Repeat every entry word for word, skipping the pictures.
******************************
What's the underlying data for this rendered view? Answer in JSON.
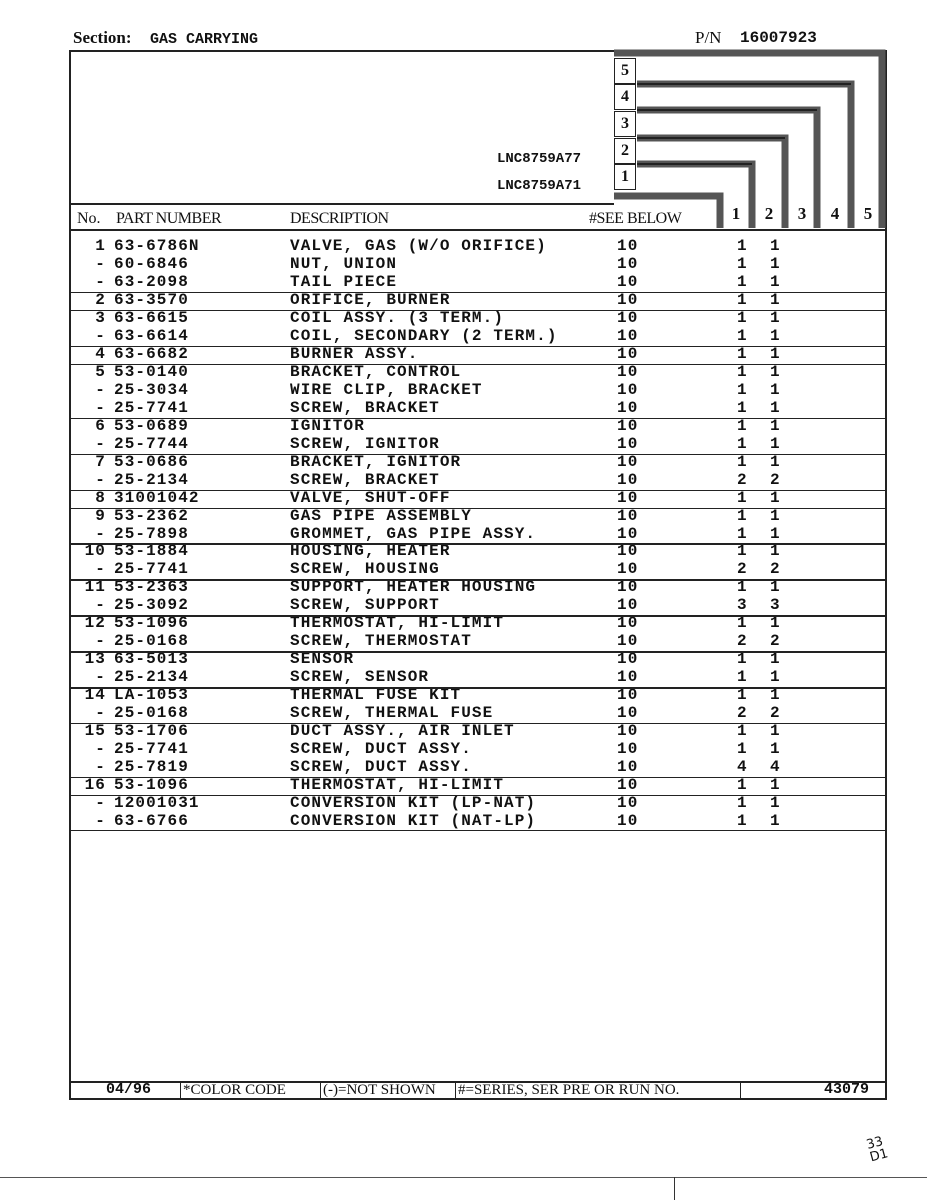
{
  "header": {
    "section_label": "Section:",
    "section_value": "GAS CARRYING",
    "pn_label": "P/N",
    "pn_value": "16007923"
  },
  "models": [
    {
      "num": "1",
      "name": "LNC8759A71"
    },
    {
      "num": "2",
      "name": "LNC8759A77"
    },
    {
      "num": "3",
      "name": ""
    },
    {
      "num": "4",
      "name": ""
    },
    {
      "num": "5",
      "name": ""
    }
  ],
  "columns": {
    "no": "No.",
    "part_number": "PART NUMBER",
    "description": "DESCRIPTION",
    "see_below": "#SEE BELOW",
    "model_cols": [
      "1",
      "2",
      "3",
      "4",
      "5"
    ]
  },
  "rows": [
    {
      "no": "1",
      "part": "63-6786N",
      "desc": "VALVE, GAS (W/O ORIFICE)",
      "see": "10",
      "q1": "1",
      "q2": "1"
    },
    {
      "no": "-",
      "part": "60-6846",
      "desc": "NUT, UNION",
      "see": "10",
      "q1": "1",
      "q2": "1"
    },
    {
      "no": "-",
      "part": "63-2098",
      "desc": "TAIL PIECE",
      "see": "10",
      "q1": "1",
      "q2": "1"
    },
    {
      "no": "2",
      "part": "63-3570",
      "desc": "ORIFICE, BURNER",
      "see": "10",
      "q1": "1",
      "q2": "1"
    },
    {
      "no": "3",
      "part": "63-6615",
      "desc": "COIL ASSY. (3 TERM.)",
      "see": "10",
      "q1": "1",
      "q2": "1"
    },
    {
      "no": "-",
      "part": "63-6614",
      "desc": "COIL, SECONDARY (2 TERM.)",
      "see": "10",
      "q1": "1",
      "q2": "1"
    },
    {
      "no": "4",
      "part": "63-6682",
      "desc": "BURNER ASSY.",
      "see": "10",
      "q1": "1",
      "q2": "1"
    },
    {
      "no": "5",
      "part": "53-0140",
      "desc": "BRACKET, CONTROL",
      "see": "10",
      "q1": "1",
      "q2": "1"
    },
    {
      "no": "-",
      "part": "25-3034",
      "desc": "WIRE CLIP, BRACKET",
      "see": "10",
      "q1": "1",
      "q2": "1"
    },
    {
      "no": "-",
      "part": "25-7741",
      "desc": "SCREW, BRACKET",
      "see": "10",
      "q1": "1",
      "q2": "1"
    },
    {
      "no": "6",
      "part": "53-0689",
      "desc": "IGNITOR",
      "see": "10",
      "q1": "1",
      "q2": "1"
    },
    {
      "no": "-",
      "part": "25-7744",
      "desc": "SCREW, IGNITOR",
      "see": "10",
      "q1": "1",
      "q2": "1"
    },
    {
      "no": "7",
      "part": "53-0686",
      "desc": "BRACKET, IGNITOR",
      "see": "10",
      "q1": "1",
      "q2": "1"
    },
    {
      "no": "-",
      "part": "25-2134",
      "desc": "SCREW, BRACKET",
      "see": "10",
      "q1": "2",
      "q2": "2"
    },
    {
      "no": "8",
      "part": "31001042",
      "desc": "VALVE, SHUT-OFF",
      "see": "10",
      "q1": "1",
      "q2": "1"
    },
    {
      "no": "9",
      "part": "53-2362",
      "desc": "GAS PIPE ASSEMBLY",
      "see": "10",
      "q1": "1",
      "q2": "1"
    },
    {
      "no": "-",
      "part": "25-7898",
      "desc": "GROMMET, GAS PIPE ASSY.",
      "see": "10",
      "q1": "1",
      "q2": "1"
    },
    {
      "no": "10",
      "part": "53-1884",
      "desc": "HOUSING, HEATER",
      "see": "10",
      "q1": "1",
      "q2": "1"
    },
    {
      "no": "-",
      "part": "25-7741",
      "desc": "SCREW, HOUSING",
      "see": "10",
      "q1": "2",
      "q2": "2"
    },
    {
      "no": "11",
      "part": "53-2363",
      "desc": "SUPPORT, HEATER HOUSING",
      "see": "10",
      "q1": "1",
      "q2": "1"
    },
    {
      "no": "-",
      "part": "25-3092",
      "desc": "SCREW, SUPPORT",
      "see": "10",
      "q1": "3",
      "q2": "3"
    },
    {
      "no": "12",
      "part": "53-1096",
      "desc": "THERMOSTAT, HI-LIMIT",
      "see": "10",
      "q1": "1",
      "q2": "1"
    },
    {
      "no": "-",
      "part": "25-0168",
      "desc": "SCREW, THERMOSTAT",
      "see": "10",
      "q1": "2",
      "q2": "2"
    },
    {
      "no": "13",
      "part": "63-5013",
      "desc": "SENSOR",
      "see": "10",
      "q1": "1",
      "q2": "1"
    },
    {
      "no": "-",
      "part": "25-2134",
      "desc": "SCREW, SENSOR",
      "see": "10",
      "q1": "1",
      "q2": "1"
    },
    {
      "no": "14",
      "part": "LA-1053",
      "desc": "THERMAL FUSE KIT",
      "see": "10",
      "q1": "1",
      "q2": "1"
    },
    {
      "no": "-",
      "part": "25-0168",
      "desc": "SCREW, THERMAL FUSE",
      "see": "10",
      "q1": "2",
      "q2": "2"
    },
    {
      "no": "15",
      "part": "53-1706",
      "desc": "DUCT ASSY., AIR INLET",
      "see": "10",
      "q1": "1",
      "q2": "1"
    },
    {
      "no": "-",
      "part": "25-7741",
      "desc": "SCREW, DUCT ASSY.",
      "see": "10",
      "q1": "1",
      "q2": "1"
    },
    {
      "no": "-",
      "part": "25-7819",
      "desc": "SCREW, DUCT ASSY.",
      "see": "10",
      "q1": "4",
      "q2": "4"
    },
    {
      "no": "16",
      "part": "53-1096",
      "desc": "THERMOSTAT, HI-LIMIT",
      "see": "10",
      "q1": "1",
      "q2": "1"
    },
    {
      "no": "-",
      "part": "12001031",
      "desc": "CONVERSION KIT (LP-NAT)",
      "see": "10",
      "q1": "1",
      "q2": "1"
    },
    {
      "no": "-",
      "part": "63-6766",
      "desc": "CONVERSION KIT (NAT-LP)",
      "see": "10",
      "q1": "1",
      "q2": "1"
    }
  ],
  "footer": {
    "date": "04/96",
    "color_code": "*COLOR CODE",
    "not_shown": "(-)=NOT SHOWN",
    "series": "#=SERIES, SER PRE OR RUN NO.",
    "doc_number": "43079"
  },
  "handwritten_note": "33 D1"
}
******************************
* Final answer
What's the underlying data for this rendered view? Answer in JSON.
{
  "header": {
    "section_label": "Section:",
    "section_value": "GAS CARRYING",
    "pn_label": "P/N",
    "pn_value": "16007923"
  },
  "models": [
    {
      "num": "1",
      "name": "LNC8759A71"
    },
    {
      "num": "2",
      "name": "LNC8759A77"
    },
    {
      "num": "3",
      "name": ""
    },
    {
      "num": "4",
      "name": ""
    },
    {
      "num": "5",
      "name": ""
    }
  ],
  "columns": {
    "no": "No.",
    "part_number": "PART NUMBER",
    "description": "DESCRIPTION",
    "see_below": "#SEE BELOW",
    "model_cols": [
      "1",
      "2",
      "3",
      "4",
      "5"
    ]
  },
  "rows": [
    {
      "no": "1",
      "part": "63-6786N",
      "desc": "VALVE, GAS (W/O ORIFICE)",
      "see": "10",
      "q1": "1",
      "q2": "1"
    },
    {
      "no": "-",
      "part": "60-6846",
      "desc": "NUT, UNION",
      "see": "10",
      "q1": "1",
      "q2": "1"
    },
    {
      "no": "-",
      "part": "63-2098",
      "desc": "TAIL PIECE",
      "see": "10",
      "q1": "1",
      "q2": "1"
    },
    {
      "no": "2",
      "part": "63-3570",
      "desc": "ORIFICE, BURNER",
      "see": "10",
      "q1": "1",
      "q2": "1"
    },
    {
      "no": "3",
      "part": "63-6615",
      "desc": "COIL ASSY. (3 TERM.)",
      "see": "10",
      "q1": "1",
      "q2": "1"
    },
    {
      "no": "-",
      "part": "63-6614",
      "desc": "COIL, SECONDARY (2 TERM.)",
      "see": "10",
      "q1": "1",
      "q2": "1"
    },
    {
      "no": "4",
      "part": "63-6682",
      "desc": "BURNER ASSY.",
      "see": "10",
      "q1": "1",
      "q2": "1"
    },
    {
      "no": "5",
      "part": "53-0140",
      "desc": "BRACKET, CONTROL",
      "see": "10",
      "q1": "1",
      "q2": "1"
    },
    {
      "no": "-",
      "part": "25-3034",
      "desc": "WIRE CLIP, BRACKET",
      "see": "10",
      "q1": "1",
      "q2": "1"
    },
    {
      "no": "-",
      "part": "25-7741",
      "desc": "SCREW, BRACKET",
      "see": "10",
      "q1": "1",
      "q2": "1"
    },
    {
      "no": "6",
      "part": "53-0689",
      "desc": "IGNITOR",
      "see": "10",
      "q1": "1",
      "q2": "1"
    },
    {
      "no": "-",
      "part": "25-7744",
      "desc": "SCREW, IGNITOR",
      "see": "10",
      "q1": "1",
      "q2": "1"
    },
    {
      "no": "7",
      "part": "53-0686",
      "desc": "BRACKET, IGNITOR",
      "see": "10",
      "q1": "1",
      "q2": "1"
    },
    {
      "no": "-",
      "part": "25-2134",
      "desc": "SCREW, BRACKET",
      "see": "10",
      "q1": "2",
      "q2": "2"
    },
    {
      "no": "8",
      "part": "31001042",
      "desc": "VALVE, SHUT-OFF",
      "see": "10",
      "q1": "1",
      "q2": "1"
    },
    {
      "no": "9",
      "part": "53-2362",
      "desc": "GAS PIPE ASSEMBLY",
      "see": "10",
      "q1": "1",
      "q2": "1"
    },
    {
      "no": "-",
      "part": "25-7898",
      "desc": "GROMMET, GAS PIPE ASSY.",
      "see": "10",
      "q1": "1",
      "q2": "1"
    },
    {
      "no": "10",
      "part": "53-1884",
      "desc": "HOUSING, HEATER",
      "see": "10",
      "q1": "1",
      "q2": "1"
    },
    {
      "no": "-",
      "part": "25-7741",
      "desc": "SCREW, HOUSING",
      "see": "10",
      "q1": "2",
      "q2": "2"
    },
    {
      "no": "11",
      "part": "53-2363",
      "desc": "SUPPORT, HEATER HOUSING",
      "see": "10",
      "q1": "1",
      "q2": "1"
    },
    {
      "no": "-",
      "part": "25-3092",
      "desc": "SCREW, SUPPORT",
      "see": "10",
      "q1": "3",
      "q2": "3"
    },
    {
      "no": "12",
      "part": "53-1096",
      "desc": "THERMOSTAT, HI-LIMIT",
      "see": "10",
      "q1": "1",
      "q2": "1"
    },
    {
      "no": "-",
      "part": "25-0168",
      "desc": "SCREW, THERMOSTAT",
      "see": "10",
      "q1": "2",
      "q2": "2"
    },
    {
      "no": "13",
      "part": "63-5013",
      "desc": "SENSOR",
      "see": "10",
      "q1": "1",
      "q2": "1"
    },
    {
      "no": "-",
      "part": "25-2134",
      "desc": "SCREW, SENSOR",
      "see": "10",
      "q1": "1",
      "q2": "1"
    },
    {
      "no": "14",
      "part": "LA-1053",
      "desc": "THERMAL FUSE KIT",
      "see": "10",
      "q1": "1",
      "q2": "1"
    },
    {
      "no": "-",
      "part": "25-0168",
      "desc": "SCREW, THERMAL FUSE",
      "see": "10",
      "q1": "2",
      "q2": "2"
    },
    {
      "no": "15",
      "part": "53-1706",
      "desc": "DUCT ASSY., AIR INLET",
      "see": "10",
      "q1": "1",
      "q2": "1"
    },
    {
      "no": "-",
      "part": "25-7741",
      "desc": "SCREW, DUCT ASSY.",
      "see": "10",
      "q1": "1",
      "q2": "1"
    },
    {
      "no": "-",
      "part": "25-7819",
      "desc": "SCREW, DUCT ASSY.",
      "see": "10",
      "q1": "4",
      "q2": "4"
    },
    {
      "no": "16",
      "part": "53-1096",
      "desc": "THERMOSTAT, HI-LIMIT",
      "see": "10",
      "q1": "1",
      "q2": "1"
    },
    {
      "no": "-",
      "part": "12001031",
      "desc": "CONVERSION KIT (LP-NAT)",
      "see": "10",
      "q1": "1",
      "q2": "1"
    },
    {
      "no": "-",
      "part": "63-6766",
      "desc": "CONVERSION KIT (NAT-LP)",
      "see": "10",
      "q1": "1",
      "q2": "1"
    }
  ],
  "footer": {
    "date": "04/96",
    "color_code": "*COLOR CODE",
    "not_shown": "(-)=NOT SHOWN",
    "series": "#=SERIES, SER PRE OR RUN NO.",
    "doc_number": "43079"
  },
  "handwritten_note": "33 D1"
}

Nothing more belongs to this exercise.